Demonstrators from more than 1,000 organizations representing millions of people plan to demand that world leaders take action against human-driven climate change. The Sept. 21 march through midtown Manhattan will take place two days before a United Nations summit in the city that will lay the groundwork for climate-change treaty talks next year in Paris. It will also kick off the sixth annual Climate Week NYC, with almost 80 events focused on climate change such as conferences, lectures, debates and concerts.

MORE: Climate Week NYC: 10 Top Places to Be

The march will be the first major demonstration of how dramatically the climate movement has changed and expanded in the past five years. Once considered an issue only for environmentalists, global warming has become part of the agenda for labor unions, faith-based organizations, schools, small businesses, international nongovernmental organizations, and student, social justice, parenting, public health and political groups, among others.

“Climate change is no longer a privileged, environmental issue anymore,” said Becki Clayborn, one of the Sierra Club’s organizers for the event. “It is affecting all of us, immediately. Because of that, people who haven’t gotten involved in the past are joining the fight.”

Organizers are calling it the “largest climate march in history,” with estimates ranging from a few thousand to hundreds of thousands of demonstrators. The march will travel two miles through midtown Manhattan, passing Central Park, Radio City Music Hall, Rockefeller Center, Bryant Park and Times Square.

The coalition doesn’t have a list of demands. Organizers say it will be enough of an accomplishment to show world leaders how many disparate interests and how many people want action—any action—on global warming. Getting agreement on an agenda from hundreds of organizations was beyond the scope of the project, they say.

“What we all agree on is that this is a crisis that threatens everything and that world leaders need to do more,” said Iain Keith, a campaign organizer for Avaaz, one of the groups behind the march. “If we can come together under one big banner during this key moment, we actually have a chance to influence leaders and show them that the climate movement isn’t just a bunch of fringe greenies. It is actually a people-powered movement.”

Some environmentalists, however, blasted the idea of staging a mass demonstration without a list of demands. Anne Petermann, executive director of the Global Justice Ecology Project, argued in an online posting that it “will leave a vacuum” to be filled by business-sponsored campaigns taking a softer stance on climate action.
:::
• [JOB] Could you write out everything in the climate march article from "Some environmentalists, however, blasted" down to "on climate action.", word for word? The entries that come next aren't needed for anything here.
:::
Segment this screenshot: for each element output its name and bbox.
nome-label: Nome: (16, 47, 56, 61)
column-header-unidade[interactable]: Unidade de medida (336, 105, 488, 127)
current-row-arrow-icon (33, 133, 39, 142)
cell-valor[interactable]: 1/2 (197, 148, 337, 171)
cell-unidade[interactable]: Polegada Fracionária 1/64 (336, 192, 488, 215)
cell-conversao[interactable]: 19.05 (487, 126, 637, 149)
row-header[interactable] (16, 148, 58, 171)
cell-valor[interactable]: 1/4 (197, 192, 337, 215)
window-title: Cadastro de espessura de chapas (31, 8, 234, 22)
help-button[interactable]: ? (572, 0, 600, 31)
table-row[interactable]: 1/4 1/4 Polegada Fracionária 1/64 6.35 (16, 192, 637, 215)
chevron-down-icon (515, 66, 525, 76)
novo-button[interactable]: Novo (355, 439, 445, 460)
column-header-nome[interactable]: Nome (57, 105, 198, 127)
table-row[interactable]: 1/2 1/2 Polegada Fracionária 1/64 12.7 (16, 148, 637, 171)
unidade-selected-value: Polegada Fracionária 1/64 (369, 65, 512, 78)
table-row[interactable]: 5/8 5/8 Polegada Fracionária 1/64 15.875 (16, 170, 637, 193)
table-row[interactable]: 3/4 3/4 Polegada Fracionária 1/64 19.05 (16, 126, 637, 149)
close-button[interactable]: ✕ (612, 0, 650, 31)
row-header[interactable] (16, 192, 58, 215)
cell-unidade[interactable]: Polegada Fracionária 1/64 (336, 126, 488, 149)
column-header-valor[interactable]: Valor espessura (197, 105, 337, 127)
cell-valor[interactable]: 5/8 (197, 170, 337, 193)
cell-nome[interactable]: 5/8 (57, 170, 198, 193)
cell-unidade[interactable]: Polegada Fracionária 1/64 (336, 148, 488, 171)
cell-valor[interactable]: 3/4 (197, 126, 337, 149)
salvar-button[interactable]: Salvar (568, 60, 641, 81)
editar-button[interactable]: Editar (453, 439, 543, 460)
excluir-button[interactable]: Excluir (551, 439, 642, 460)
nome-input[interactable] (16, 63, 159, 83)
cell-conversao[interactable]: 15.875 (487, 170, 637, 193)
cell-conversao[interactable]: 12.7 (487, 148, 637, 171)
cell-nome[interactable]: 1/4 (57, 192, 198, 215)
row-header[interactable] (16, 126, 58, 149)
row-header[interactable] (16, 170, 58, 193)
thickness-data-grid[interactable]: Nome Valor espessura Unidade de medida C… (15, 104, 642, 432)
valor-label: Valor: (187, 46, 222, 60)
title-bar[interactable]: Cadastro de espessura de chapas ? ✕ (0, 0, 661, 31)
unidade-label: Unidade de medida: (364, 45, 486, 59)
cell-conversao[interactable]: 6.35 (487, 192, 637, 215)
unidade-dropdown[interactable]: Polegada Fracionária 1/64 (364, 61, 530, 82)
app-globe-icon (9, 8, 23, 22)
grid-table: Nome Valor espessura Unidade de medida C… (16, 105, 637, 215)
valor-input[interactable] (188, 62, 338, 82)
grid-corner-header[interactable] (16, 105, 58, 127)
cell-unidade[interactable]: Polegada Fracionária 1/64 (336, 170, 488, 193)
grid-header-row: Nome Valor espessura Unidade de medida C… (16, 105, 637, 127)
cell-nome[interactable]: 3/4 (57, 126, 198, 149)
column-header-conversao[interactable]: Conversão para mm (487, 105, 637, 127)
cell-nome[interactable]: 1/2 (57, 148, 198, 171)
:::
• [COMPLETE ANSWER]
Some environmentalists, however, blasted the idea of staging a mass demonstration without a list of demands. Anne Petermann, executive director of the Global Justice Ecology Project, argued in an online posting that it “will leave a vacuum” to be filled by business-sponsored campaigns taking a softer stance on climate action.